#### [Your task]
Find each line with the string "Увеличение" and report it.

+++

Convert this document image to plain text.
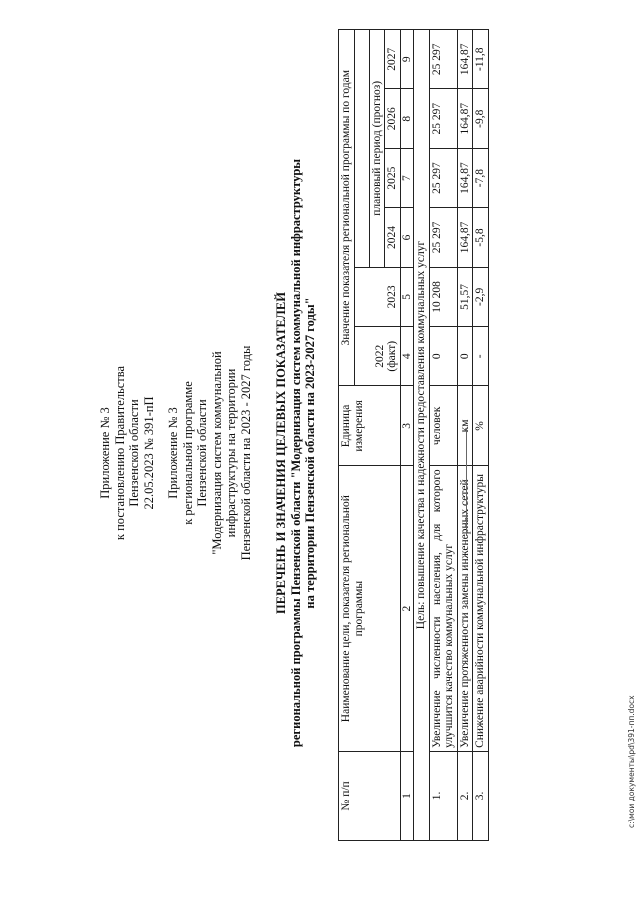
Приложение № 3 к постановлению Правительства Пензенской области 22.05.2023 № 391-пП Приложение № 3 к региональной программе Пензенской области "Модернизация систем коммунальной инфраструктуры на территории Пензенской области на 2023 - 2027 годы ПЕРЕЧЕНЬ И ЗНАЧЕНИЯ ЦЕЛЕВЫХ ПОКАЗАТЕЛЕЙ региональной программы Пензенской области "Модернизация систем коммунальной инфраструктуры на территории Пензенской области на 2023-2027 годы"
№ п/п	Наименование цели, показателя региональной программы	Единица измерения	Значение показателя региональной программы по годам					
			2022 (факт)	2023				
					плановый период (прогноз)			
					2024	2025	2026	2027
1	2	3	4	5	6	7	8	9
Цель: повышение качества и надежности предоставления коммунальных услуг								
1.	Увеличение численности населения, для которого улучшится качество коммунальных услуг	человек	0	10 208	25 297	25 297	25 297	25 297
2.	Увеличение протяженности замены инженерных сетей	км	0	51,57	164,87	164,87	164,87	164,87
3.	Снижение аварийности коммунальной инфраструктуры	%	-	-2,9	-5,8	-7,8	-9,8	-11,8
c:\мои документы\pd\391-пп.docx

+++

#### [Solution to this exercise]
1.	Увеличение численности населения, для которого улучшится качество коммунальных услуг	человек	0	10 208	25 297	25 297	25 297	25 297
2.	Увеличение протяженности замены инженерных сетей	км	0	51,57	164,87	164,87	164,87	164,87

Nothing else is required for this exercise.